■ DO THIS ■
From the listing below, extract each line containing the string "page".

■ PROVIDED RECORDS ■
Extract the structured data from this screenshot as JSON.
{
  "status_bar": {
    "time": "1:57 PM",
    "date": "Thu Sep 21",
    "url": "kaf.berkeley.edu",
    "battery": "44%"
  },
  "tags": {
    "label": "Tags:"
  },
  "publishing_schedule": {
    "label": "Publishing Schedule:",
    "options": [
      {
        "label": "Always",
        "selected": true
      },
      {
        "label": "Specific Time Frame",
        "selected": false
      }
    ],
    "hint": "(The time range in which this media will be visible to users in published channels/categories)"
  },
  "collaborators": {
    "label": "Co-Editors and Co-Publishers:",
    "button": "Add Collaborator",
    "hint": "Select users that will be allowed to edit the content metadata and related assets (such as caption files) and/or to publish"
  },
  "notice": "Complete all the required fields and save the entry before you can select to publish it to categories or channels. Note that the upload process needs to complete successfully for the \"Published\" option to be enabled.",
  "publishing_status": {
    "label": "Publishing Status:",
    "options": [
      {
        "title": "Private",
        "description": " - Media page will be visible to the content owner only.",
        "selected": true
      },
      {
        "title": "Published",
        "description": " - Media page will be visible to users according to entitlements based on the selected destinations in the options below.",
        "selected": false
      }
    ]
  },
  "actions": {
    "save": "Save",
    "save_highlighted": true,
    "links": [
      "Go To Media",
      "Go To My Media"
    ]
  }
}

■ CORRECT RESPONSE ■
        "description": " - Media page will be visible to the content owner only.",
        "description": " - Media page will be visible to users according to entitlements based on the selected destinations in the options below.",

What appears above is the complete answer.